» **YOUR GOAL**
Exactly as they appear, output all of the records. Skip any images.

» **RECORD EXTRACTS**
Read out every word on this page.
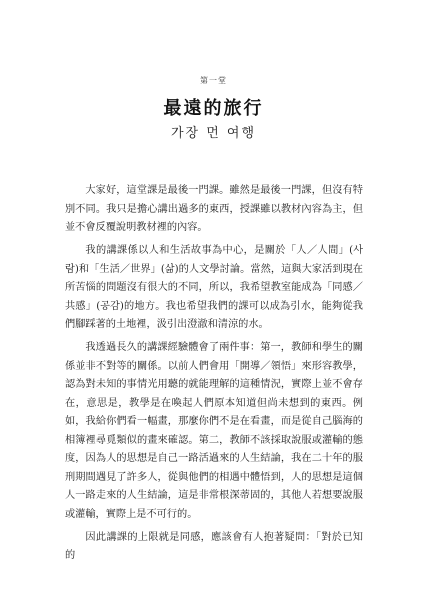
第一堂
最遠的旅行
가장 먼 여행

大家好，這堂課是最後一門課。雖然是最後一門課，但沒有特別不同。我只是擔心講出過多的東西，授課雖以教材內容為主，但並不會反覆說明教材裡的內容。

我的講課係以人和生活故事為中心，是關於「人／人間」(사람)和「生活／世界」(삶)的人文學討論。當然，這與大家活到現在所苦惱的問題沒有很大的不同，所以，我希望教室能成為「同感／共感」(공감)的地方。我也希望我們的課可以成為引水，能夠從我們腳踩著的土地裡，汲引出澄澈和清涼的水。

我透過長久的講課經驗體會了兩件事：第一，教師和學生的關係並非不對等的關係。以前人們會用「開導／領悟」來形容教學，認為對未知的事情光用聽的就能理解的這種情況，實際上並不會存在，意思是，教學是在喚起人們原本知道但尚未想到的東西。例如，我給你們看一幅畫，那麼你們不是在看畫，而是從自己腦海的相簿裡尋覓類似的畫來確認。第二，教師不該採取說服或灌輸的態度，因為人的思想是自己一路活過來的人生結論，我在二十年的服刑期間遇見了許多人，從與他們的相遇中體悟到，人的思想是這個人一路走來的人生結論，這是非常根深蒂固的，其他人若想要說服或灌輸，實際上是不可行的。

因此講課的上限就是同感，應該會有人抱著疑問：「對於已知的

» **REPLY**
Read out every word on this page.
第一堂
最遠的旅行
가장 먼 여행

大家好，這堂課是最後一門課。雖然是最後一門課，但沒有特別不同。我只是擔心講出過多的東西，授課雖以教材內容為主，但並不會反覆說明教材裡的內容。

我的講課係以人和生活故事為中心，是關於「人／人間」(사람)和「生活／世界」(삶)的人文學討論。當然，這與大家活到現在所苦惱的問題沒有很大的不同，所以，我希望教室能成為「同感／共感」(공감)的地方。我也希望我們的課可以成為引水，能夠從我們腳踩著的土地裡，汲引出澄澈和清涼的水。

我透過長久的講課經驗體會了兩件事：第一，教師和學生的關係並非不對等的關係。以前人們會用「開導／領悟」來形容教學，認為對未知的事情光用聽的就能理解的這種情況，實際上並不會存在，意思是，教學是在喚起人們原本知道但尚未想到的東西。例如，我給你們看一幅畫，那麼你們不是在看畫，而是從自己腦海的相簿裡尋覓類似的畫來確認。第二，教師不該採取說服或灌輸的態度，因為人的思想是自己一路活過來的人生結論，我在二十年的服刑期間遇見了許多人，從與他們的相遇中體悟到，人的思想是這個人一路走來的人生結論，這是非常根深蒂固的，其他人若想要說服或灌輸，實際上是不可行的。

因此講課的上限就是同感，應該會有人抱著疑問：「對於已知的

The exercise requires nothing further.